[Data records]
'''

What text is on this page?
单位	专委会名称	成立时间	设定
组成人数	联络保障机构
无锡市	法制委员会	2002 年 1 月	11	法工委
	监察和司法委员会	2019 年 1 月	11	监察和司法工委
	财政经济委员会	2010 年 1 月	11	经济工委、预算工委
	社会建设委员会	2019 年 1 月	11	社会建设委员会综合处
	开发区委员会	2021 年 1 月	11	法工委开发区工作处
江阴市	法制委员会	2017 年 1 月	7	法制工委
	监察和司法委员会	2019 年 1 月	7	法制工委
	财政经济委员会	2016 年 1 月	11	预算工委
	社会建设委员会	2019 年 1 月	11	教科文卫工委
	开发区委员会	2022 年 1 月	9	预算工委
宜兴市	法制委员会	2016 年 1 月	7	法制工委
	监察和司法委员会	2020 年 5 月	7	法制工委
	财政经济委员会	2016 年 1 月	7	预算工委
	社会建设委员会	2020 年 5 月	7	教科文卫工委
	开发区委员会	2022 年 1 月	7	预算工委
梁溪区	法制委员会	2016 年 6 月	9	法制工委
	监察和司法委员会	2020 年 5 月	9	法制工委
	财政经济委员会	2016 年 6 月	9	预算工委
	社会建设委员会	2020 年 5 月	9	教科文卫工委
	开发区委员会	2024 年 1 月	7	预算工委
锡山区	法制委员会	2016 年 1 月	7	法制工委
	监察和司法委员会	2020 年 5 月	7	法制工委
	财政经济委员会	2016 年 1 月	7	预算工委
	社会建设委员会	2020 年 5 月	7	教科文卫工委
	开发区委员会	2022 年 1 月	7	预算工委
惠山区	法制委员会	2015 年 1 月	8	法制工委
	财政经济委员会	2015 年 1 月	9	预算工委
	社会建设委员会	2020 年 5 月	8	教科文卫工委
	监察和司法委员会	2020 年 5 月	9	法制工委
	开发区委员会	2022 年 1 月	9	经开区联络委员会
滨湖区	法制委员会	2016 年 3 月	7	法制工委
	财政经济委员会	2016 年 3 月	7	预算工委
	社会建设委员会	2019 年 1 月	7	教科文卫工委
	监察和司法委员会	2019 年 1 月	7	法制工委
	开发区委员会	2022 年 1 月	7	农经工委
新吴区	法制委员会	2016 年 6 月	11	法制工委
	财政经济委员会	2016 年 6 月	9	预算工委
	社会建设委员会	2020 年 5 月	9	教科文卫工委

'''

> [Description of the task]:
Show the lines from the data above that contain the string "教科文卫工委".

> [Worked answer]:
	社会建设委员会	2019 年 1 月	11	教科文卫工委
	社会建设委员会	2020 年 5 月	7	教科文卫工委
	社会建设委员会	2020 年 5 月	9	教科文卫工委
	社会建设委员会	2020 年 5 月	7	教科文卫工委
	社会建设委员会	2020 年 5 月	8	教科文卫工委
	社会建设委员会	2019 年 1 月	7	教科文卫工委
	社会建设委员会	2020 年 5 月	9	教科文卫工委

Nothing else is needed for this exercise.